• [Exercise goal]:
Reproduce verbatim the part of the forum thread on Dijkstra's algorithm in Java that runs from "The simplest way" up to and including "have been determined.".

• [Selected excerpt]:
⟨

I'm trying to implement Dijkstra's algorithm in Java (self-study). I use the pseudo-code provided by Wikipedia (link). Now near the end of the algorithm, I should decrease-key v in Q;. I guess i should have implemented Q with a BinaryHeap or something like that? What would be the right (built-in) datatype to use here?

private void dijkstra(int source) {
        int[] dist = new int[this.adjacencyMatrix.length];
        int[] previous = new int[this.adjacencyMatrix.length];
        Queue<Integer> q = new LinkedList<Integer>();

        for (int i = 0; i < this.adjacencyMatrix.length; i++) {
            dist[i] = this.INFINITY;
            previous[i] = this.UNDEFINED;
            q.add(i);
        }

        dist[source] = 0;

        while(!q.isEmpty()) {
            // get node with smallest dist;
            int u = 0;
            for(int i = 0; i < this.adjacencyMatrix.length; i++) {
                if(dist[i] < dist[u])
                    u = i;
            }

            // break if dist == INFINITY
            if(dist[u] == this.INFINITY) break;

            // remove u from q
            q.remove(u);

            for(int i = 0; i < this.adjacencyMatrix.length; i++) {
                if(this.adjacencyMatrix[u][i] == 1) {
                    // in a unweighted graph, this.adjacencyMatrix[u][i] always == 1;
                    int alt = dist[u] + this.adjacencyMatrix[u][i]; 
                    if(alt < dist[i]) {
                        dist[i] = alt;
                        previous[i] = u;

                        // here's where I should "decrease the key"
                    }
                }
            }
        }
    }

The simplest way is to use a priority queue and not to care about the previously added key in the priority queue. This means you will have each node multiple times in the queue, but this does not hurt the algorithm at all. If you have a look at it, all versions of the node which have been replaced will be picked up later and by then the closest distance will already have been determined.

The check if alt < dist[v]: from the wikipedia is what makes this work. The runtime will only degrade a little from this, but if you need the very fast version you have to optimize further.

NOTE:

Like any optimization, this one should be handled with care and may lead to curious and hard to find bugs (see e.g. here). For most cases, just using remove and re-insert should be fine, but the trick I mentioned here, can speed up your code a little if your Dijkstra implementation is the bottleneck.

Most importantly: Before trying this, make sure how your priority queue handles the priority. The actual priority in the queue should never change, or you may mess up invariants of the queue, which means items stored in the queue may not be retrievable any more. E.g. in Java, priorities are stored together with the object, so you do need an additional wrapper:

This will not work:

import java.util.PriorityQueue;

// Store node information and priority together
class Node implements Comparable<Node> {
  public int prio;
  public Node(int prio) { this.prio = prio; }

  public int compareTo(Node n) {
     return Integer.compare(this.prio, n.prio);
  }
}

...

⟩

• [Data supplied]:
⟨

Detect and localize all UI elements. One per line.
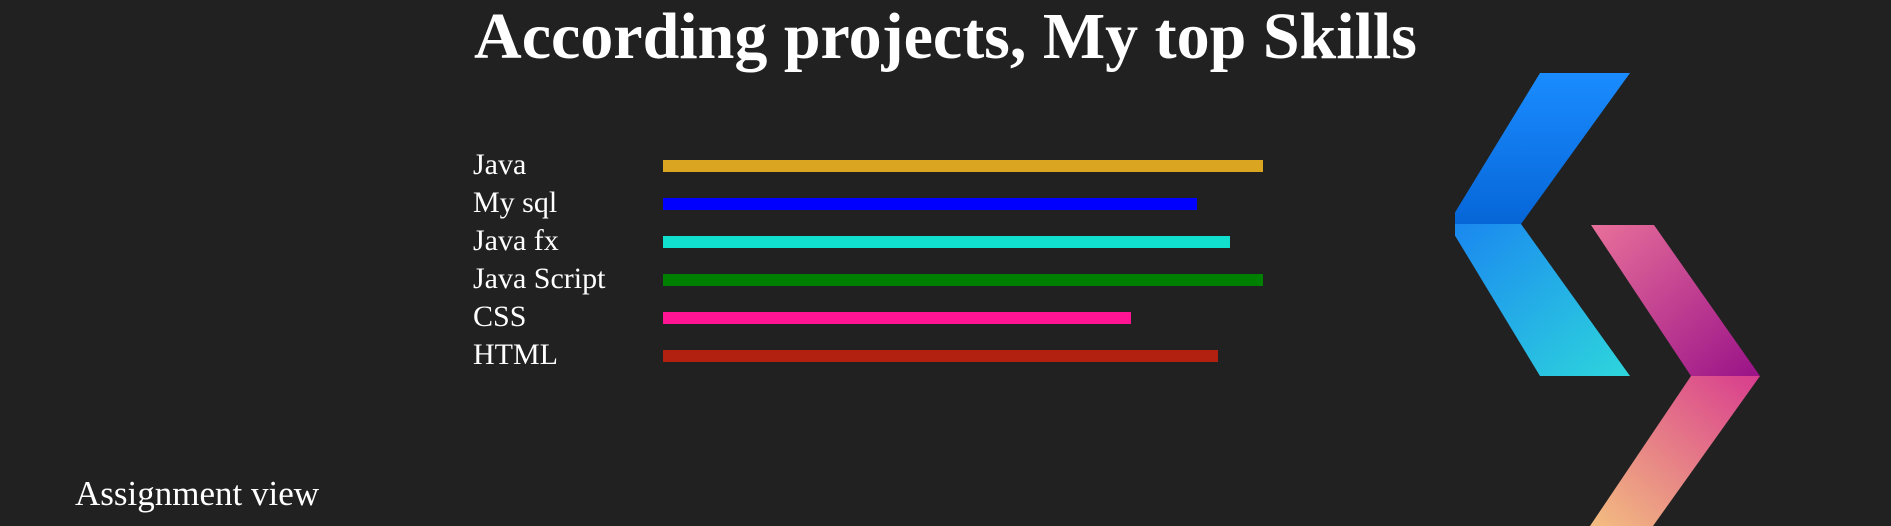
skill-row-javascript: Java Script: [473, 260, 1273, 298]
skill-bar-java: [663, 160, 1263, 172]
left-chevron-lower: [1455, 224, 1630, 376]
right-chevron-lower: [1590, 376, 1760, 526]
skill-label: Java fx: [473, 224, 559, 257]
skill-track: [663, 198, 1263, 210]
skill-row-html: HTML: [473, 336, 1273, 374]
chevron-brackets-logo-icon: [1455, 73, 1760, 526]
right-chevron-upper: [1591, 225, 1760, 376]
skill-row-css: CSS: [473, 298, 1273, 336]
skill-bar-javafx: [663, 236, 1230, 248]
skill-label: CSS: [473, 300, 527, 333]
skill-track: [663, 274, 1263, 286]
skill-label: My sql: [473, 186, 558, 219]
skills-list: Java My sql Java fx Java Script CSS HTML: [473, 146, 1273, 374]
skill-track: [663, 160, 1263, 172]
skill-bar-html: [663, 350, 1218, 362]
skill-row-java: Java: [473, 146, 1273, 184]
skill-track: [663, 236, 1263, 248]
skill-row-mysql: My sql: [473, 184, 1273, 222]
skill-label: HTML: [473, 338, 558, 371]
left-chevron-upper: [1455, 73, 1630, 224]
skill-bar-mysql: [663, 198, 1197, 210]
skill-track: [663, 350, 1263, 362]
skill-track: [663, 312, 1263, 324]
skill-row-javafx: Java fx: [473, 222, 1273, 260]
assignment-view-link[interactable]: Assignment view: [75, 472, 319, 516]
skill-bar-css: [663, 312, 1131, 324]
skill-label: Java: [473, 148, 527, 181]
skill-label: Java Script: [473, 262, 606, 295]
skill-bar-javascript: [663, 274, 1263, 286]
page-title: According projects, My top Skills: [474, 0, 1417, 73]
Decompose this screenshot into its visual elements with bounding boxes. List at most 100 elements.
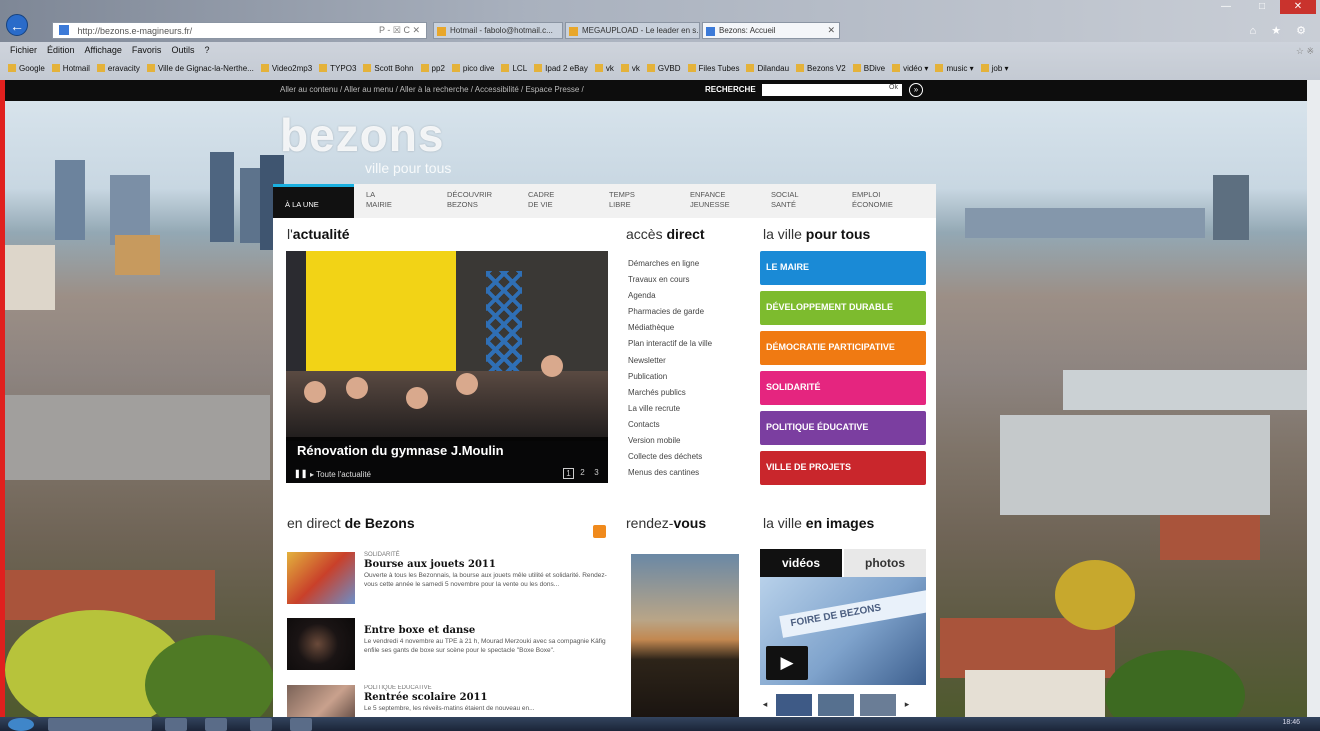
site-logo[interactable]: bezons: [280, 108, 444, 162]
video-thumbnail[interactable]: [860, 693, 896, 716]
favorite-item[interactable]: pico dive: [451, 64, 494, 80]
nav-item[interactable]: SOCIAL SANTÉ: [759, 184, 840, 218]
favorite-item[interactable]: pp2: [420, 64, 445, 80]
taskbar-item[interactable]: [205, 718, 227, 731]
close-tab-icon[interactable]: ✕: [827, 25, 835, 36]
slide-page-button[interactable]: 2: [577, 468, 588, 479]
tab-photos[interactable]: photos: [844, 549, 926, 577]
list-item[interactable]: SOLIDARITÉ Bourse aux jouets 2011 Ouvert…: [287, 552, 609, 606]
favorite-item[interactable]: Google: [8, 64, 45, 80]
favorite-item[interactable]: BDive: [852, 64, 885, 80]
nav-item[interactable]: À LA UNE: [273, 184, 354, 218]
taskbar-item[interactable]: [290, 718, 312, 731]
thumbnail-prev-icon[interactable]: ◂: [760, 699, 770, 710]
ville-pour-tous-button[interactable]: LE MAIRE: [760, 251, 926, 285]
favorite-item[interactable]: Hotmail: [51, 64, 90, 80]
ville-pour-tous-button[interactable]: SOLIDARITÉ: [760, 371, 926, 405]
acces-direct-link[interactable]: Version mobile: [628, 433, 712, 449]
favorite-item[interactable]: Video2mp3: [260, 64, 312, 80]
favorite-item[interactable]: eravacity: [96, 64, 140, 80]
ville-pour-tous-button[interactable]: POLITIQUE ÉDUCATIVE: [760, 411, 926, 445]
acces-direct-link[interactable]: Démarches en ligne: [628, 256, 712, 272]
favorite-item[interactable]: vidéo ▾: [892, 64, 928, 80]
video-thumbnail[interactable]: [776, 693, 812, 716]
acces-direct-link[interactable]: La ville recrute: [628, 401, 712, 417]
nav-item[interactable]: CADRE DE VIE: [516, 184, 597, 218]
acces-direct-link[interactable]: Newsletter: [628, 353, 712, 369]
acces-direct-link[interactable]: Agenda: [628, 288, 712, 304]
start-button[interactable]: [8, 718, 34, 731]
list-item[interactable]: POLITIQUE ÉDUCATIVE Rentrée scolaire 201…: [287, 685, 609, 717]
menu-affichage[interactable]: Affichage: [85, 45, 122, 60]
nav-item[interactable]: LA MAIRIE: [354, 184, 435, 218]
nav-item[interactable]: DÉCOUVRIR BEZONS: [435, 184, 516, 218]
accessibility-links[interactable]: Aller au contenu / Aller au menu / Aller…: [280, 85, 584, 94]
nav-item[interactable]: ENFANCE JEUNESSE: [678, 184, 759, 218]
thumbnail-next-icon[interactable]: ▸: [902, 699, 912, 710]
all-news-link[interactable]: ▸ Toute l'actualité: [310, 470, 371, 479]
browser-tab-hotmail[interactable]: Hotmail - fabolo@hotmail.c...: [433, 22, 563, 39]
taskbar-item[interactable]: [165, 718, 187, 731]
scrollbar[interactable]: [1307, 80, 1320, 717]
video-thumbnail[interactable]: [818, 693, 854, 716]
menu-help[interactable]: ?: [204, 45, 209, 60]
favorite-item[interactable]: music ▾: [935, 64, 974, 80]
slide-title[interactable]: Rénovation du gymnase J.Moulin: [297, 443, 504, 458]
ville-pour-tous-button[interactable]: VILLE DE PROJETS: [760, 451, 926, 485]
slide-page-button[interactable]: 3: [591, 468, 602, 479]
acces-direct-link[interactable]: Collecte des déchets: [628, 449, 712, 465]
acces-direct-link[interactable]: Contacts: [628, 417, 712, 433]
acces-direct-link[interactable]: Travaux en cours: [628, 272, 712, 288]
ville-pour-tous-button[interactable]: DÉMOCRATIE PARTICIPATIVE: [760, 331, 926, 365]
minimize-button[interactable]: —: [1208, 0, 1244, 14]
acces-direct-link[interactable]: Pharmacies de garde: [628, 304, 712, 320]
favorite-item[interactable]: Files Tubes: [687, 64, 739, 80]
address-bar[interactable]: http://bezons.e-magineurs.fr/ P - ☒ C ✕: [52, 22, 427, 39]
menu-outils[interactable]: Outils: [171, 45, 194, 60]
news-title[interactable]: Rentrée scolaire 2011: [364, 692, 487, 703]
video-player[interactable]: FOIRE DE BEZONS ▶: [760, 577, 926, 685]
acces-direct-link[interactable]: Menus des cantines: [628, 465, 712, 481]
taskbar-item[interactable]: [250, 718, 272, 731]
favorite-item[interactable]: vk: [620, 64, 640, 80]
favorite-item[interactable]: Ville de Gignac-la-Nerthe...: [146, 64, 254, 80]
play-icon[interactable]: ▶: [766, 646, 808, 680]
taskbar-item-browser[interactable]: [48, 718, 152, 731]
favorite-item[interactable]: Bezons V2: [796, 64, 846, 80]
browser-tab-bezons[interactable]: Bezons: Accueil ✕: [702, 22, 840, 39]
menu-favoris[interactable]: Favoris: [132, 45, 162, 60]
menu-edition[interactable]: Édition: [47, 45, 75, 60]
ville-pour-tous-button[interactable]: DÉVELOPPEMENT DURABLE: [760, 291, 926, 325]
search-input[interactable]: Ok: [762, 84, 902, 96]
address-tools-icons[interactable]: P - ☒ C ✕: [379, 25, 420, 36]
news-slideshow[interactable]: Rénovation du gymnase J.Moulin ❚❚ ▸ Tout…: [286, 251, 608, 483]
acces-direct-link[interactable]: Marchés publics: [628, 385, 712, 401]
news-title[interactable]: Entre boxe et danse: [364, 625, 475, 636]
acces-direct-link[interactable]: Publication: [628, 369, 712, 385]
search-go-button[interactable]: »: [909, 83, 923, 97]
browser-tab-megaupload[interactable]: MEGAUPLOAD - Le leader en s...: [565, 22, 700, 39]
slide-page-button[interactable]: 1: [563, 468, 574, 479]
favorite-item[interactable]: TYPO3: [319, 64, 356, 80]
favorite-item[interactable]: GVBD: [646, 64, 681, 80]
list-item[interactable]: Entre boxe et danse Le vendredi 4 novemb…: [287, 618, 609, 672]
rss-icon[interactable]: [593, 525, 606, 538]
favorite-item[interactable]: LCL: [501, 64, 527, 80]
side-tools-icons[interactable]: ☆ ※: [1296, 46, 1314, 57]
close-window-button[interactable]: ✕: [1280, 0, 1316, 14]
rendez-vous-image[interactable]: [631, 554, 739, 717]
acces-direct-link[interactable]: Plan interactif de la ville: [628, 336, 712, 352]
nav-item[interactable]: EMPLOI ÉCONOMIE: [840, 184, 921, 218]
home-favorites-tools-icons[interactable]: ⌂ ★ ⚙: [1250, 24, 1312, 37]
menu-fichier[interactable]: Fichier: [10, 45, 37, 60]
pause-icon[interactable]: ❚❚: [294, 469, 307, 478]
maximize-button[interactable]: □: [1244, 0, 1280, 14]
favorite-item[interactable]: vk: [594, 64, 614, 80]
favorite-item[interactable]: Ipad 2 eBay: [534, 64, 588, 80]
tab-videos[interactable]: vidéos: [760, 549, 842, 577]
favorite-item[interactable]: Dilandau: [746, 64, 789, 80]
acces-direct-link[interactable]: Médiathèque: [628, 320, 712, 336]
nav-item[interactable]: TEMPS LIBRE: [597, 184, 678, 218]
favorite-item[interactable]: Scott Bohn: [363, 64, 414, 80]
favorite-item[interactable]: job ▾: [980, 64, 1009, 80]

⟩

• [Problem solution]:
The simplest way is to use a priority queue and not to care about the previously added key in the priority queue. This means you will have each node multiple times in the queue, but this does not hurt the algorithm at all. If you have a look at it, all versions of the node which have been replaced will be picked up later and by then the closest distance will already have been determined.